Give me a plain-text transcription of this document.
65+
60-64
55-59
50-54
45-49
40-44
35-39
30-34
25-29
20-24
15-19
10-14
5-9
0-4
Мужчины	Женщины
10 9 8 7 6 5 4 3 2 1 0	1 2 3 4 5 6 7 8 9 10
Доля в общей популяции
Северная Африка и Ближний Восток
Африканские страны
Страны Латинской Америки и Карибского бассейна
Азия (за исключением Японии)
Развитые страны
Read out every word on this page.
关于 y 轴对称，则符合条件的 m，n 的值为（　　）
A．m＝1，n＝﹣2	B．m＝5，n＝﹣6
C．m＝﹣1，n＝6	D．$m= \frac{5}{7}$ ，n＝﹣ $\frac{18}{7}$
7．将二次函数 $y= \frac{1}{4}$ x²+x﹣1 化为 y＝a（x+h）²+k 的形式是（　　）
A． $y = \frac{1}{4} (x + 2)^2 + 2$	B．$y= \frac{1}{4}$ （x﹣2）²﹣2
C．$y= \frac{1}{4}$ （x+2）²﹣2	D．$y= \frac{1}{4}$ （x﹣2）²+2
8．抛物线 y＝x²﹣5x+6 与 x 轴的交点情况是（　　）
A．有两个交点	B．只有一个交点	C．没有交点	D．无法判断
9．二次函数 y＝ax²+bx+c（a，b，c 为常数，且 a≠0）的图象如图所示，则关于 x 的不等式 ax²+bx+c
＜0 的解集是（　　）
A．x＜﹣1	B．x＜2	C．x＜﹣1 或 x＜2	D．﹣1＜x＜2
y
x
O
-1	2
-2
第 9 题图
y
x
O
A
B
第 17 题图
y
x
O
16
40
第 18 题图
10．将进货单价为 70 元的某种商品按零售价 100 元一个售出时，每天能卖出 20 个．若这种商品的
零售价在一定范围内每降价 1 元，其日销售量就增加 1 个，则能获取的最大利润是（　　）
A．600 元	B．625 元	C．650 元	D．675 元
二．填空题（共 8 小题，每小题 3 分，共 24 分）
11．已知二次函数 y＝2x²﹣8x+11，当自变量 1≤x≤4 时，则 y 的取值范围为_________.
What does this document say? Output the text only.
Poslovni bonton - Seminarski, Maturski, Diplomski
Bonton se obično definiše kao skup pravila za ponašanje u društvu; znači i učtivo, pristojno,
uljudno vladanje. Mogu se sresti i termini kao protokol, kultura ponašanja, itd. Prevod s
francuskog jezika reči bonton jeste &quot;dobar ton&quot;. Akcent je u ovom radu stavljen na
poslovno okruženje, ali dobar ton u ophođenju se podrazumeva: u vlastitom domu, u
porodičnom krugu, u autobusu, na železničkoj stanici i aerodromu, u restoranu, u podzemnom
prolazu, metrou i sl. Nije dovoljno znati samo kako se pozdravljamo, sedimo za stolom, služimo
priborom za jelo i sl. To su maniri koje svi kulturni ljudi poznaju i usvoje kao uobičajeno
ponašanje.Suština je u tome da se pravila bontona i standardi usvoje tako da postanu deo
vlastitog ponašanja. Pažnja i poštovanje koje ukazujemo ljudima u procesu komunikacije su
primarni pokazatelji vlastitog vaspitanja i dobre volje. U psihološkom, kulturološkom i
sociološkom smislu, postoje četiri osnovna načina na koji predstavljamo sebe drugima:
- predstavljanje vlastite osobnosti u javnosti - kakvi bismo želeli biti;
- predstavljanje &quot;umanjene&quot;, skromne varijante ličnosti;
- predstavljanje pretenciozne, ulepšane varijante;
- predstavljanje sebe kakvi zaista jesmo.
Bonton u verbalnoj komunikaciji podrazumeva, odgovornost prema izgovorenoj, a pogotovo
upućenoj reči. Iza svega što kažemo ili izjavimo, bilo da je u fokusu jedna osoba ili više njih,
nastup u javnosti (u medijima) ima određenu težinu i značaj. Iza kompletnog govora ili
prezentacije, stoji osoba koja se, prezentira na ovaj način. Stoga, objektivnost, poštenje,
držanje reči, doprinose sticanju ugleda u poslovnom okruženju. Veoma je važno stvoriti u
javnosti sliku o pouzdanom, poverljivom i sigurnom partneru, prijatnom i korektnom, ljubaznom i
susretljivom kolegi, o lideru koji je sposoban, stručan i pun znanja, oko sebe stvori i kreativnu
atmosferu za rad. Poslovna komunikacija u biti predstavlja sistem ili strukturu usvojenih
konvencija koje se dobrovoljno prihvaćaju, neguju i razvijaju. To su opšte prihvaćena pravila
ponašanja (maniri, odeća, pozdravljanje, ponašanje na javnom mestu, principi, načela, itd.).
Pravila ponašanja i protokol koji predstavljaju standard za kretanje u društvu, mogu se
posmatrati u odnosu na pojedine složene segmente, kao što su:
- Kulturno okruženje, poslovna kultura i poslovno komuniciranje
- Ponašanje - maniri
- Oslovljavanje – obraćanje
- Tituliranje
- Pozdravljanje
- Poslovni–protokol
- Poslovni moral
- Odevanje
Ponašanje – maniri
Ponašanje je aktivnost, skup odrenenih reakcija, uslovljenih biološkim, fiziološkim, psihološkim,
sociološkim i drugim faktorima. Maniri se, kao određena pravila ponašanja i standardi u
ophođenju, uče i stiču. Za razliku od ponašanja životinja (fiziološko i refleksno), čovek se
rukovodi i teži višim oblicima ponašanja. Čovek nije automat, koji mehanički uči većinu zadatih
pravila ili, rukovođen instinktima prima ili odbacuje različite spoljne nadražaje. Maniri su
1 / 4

---+---

WORK TO BE COMPLETED
Check each line above for the word "podrazumeva" and give the number of lines that have it, nothing else.

COMPLETED TASK
2